Figure record listings:
"""

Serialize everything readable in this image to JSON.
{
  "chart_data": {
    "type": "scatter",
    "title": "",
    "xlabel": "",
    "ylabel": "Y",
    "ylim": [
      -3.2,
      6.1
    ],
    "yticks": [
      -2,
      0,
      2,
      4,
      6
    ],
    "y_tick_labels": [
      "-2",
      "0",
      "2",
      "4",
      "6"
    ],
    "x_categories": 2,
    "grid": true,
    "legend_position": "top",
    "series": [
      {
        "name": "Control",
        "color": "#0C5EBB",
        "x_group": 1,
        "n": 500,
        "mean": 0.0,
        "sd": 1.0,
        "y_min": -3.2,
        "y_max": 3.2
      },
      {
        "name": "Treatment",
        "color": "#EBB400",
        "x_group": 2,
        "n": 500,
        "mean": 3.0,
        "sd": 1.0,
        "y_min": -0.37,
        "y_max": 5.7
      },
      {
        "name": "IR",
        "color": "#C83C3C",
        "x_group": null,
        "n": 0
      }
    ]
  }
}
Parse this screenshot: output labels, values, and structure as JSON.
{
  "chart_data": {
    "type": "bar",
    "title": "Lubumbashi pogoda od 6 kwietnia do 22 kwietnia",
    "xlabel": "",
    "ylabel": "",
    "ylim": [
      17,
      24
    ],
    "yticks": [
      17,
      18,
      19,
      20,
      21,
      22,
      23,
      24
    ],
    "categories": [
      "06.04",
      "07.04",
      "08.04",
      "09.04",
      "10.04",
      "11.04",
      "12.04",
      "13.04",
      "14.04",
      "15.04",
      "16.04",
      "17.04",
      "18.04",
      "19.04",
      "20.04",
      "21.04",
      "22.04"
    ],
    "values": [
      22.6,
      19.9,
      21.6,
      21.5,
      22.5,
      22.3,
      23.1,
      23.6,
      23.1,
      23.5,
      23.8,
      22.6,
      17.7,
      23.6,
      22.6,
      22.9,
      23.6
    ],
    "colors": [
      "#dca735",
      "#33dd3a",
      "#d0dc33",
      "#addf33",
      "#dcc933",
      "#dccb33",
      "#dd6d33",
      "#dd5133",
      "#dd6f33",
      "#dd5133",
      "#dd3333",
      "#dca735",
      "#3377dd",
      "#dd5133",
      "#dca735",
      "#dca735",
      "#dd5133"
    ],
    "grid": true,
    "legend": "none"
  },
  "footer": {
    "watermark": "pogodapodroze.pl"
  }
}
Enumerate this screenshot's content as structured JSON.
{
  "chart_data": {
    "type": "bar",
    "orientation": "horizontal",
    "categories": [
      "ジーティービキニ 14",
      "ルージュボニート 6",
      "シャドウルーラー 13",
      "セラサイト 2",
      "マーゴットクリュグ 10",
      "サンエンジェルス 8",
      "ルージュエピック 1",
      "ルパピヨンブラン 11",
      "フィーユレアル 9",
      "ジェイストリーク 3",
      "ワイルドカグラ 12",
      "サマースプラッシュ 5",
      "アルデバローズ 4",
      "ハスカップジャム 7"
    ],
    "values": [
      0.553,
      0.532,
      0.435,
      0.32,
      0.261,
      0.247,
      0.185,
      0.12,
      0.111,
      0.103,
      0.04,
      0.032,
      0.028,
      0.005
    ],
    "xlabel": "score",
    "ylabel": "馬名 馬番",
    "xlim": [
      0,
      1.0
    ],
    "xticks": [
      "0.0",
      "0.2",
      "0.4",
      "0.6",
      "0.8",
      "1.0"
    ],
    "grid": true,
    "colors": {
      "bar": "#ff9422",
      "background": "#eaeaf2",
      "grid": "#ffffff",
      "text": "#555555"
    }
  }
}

"""

#### STATED PROBLEM
Find the word "name" in the material, then list each line that holds it.

#### SOLUTION
        "name": "Control",
        "name": "Treatment",
        "name": "IR",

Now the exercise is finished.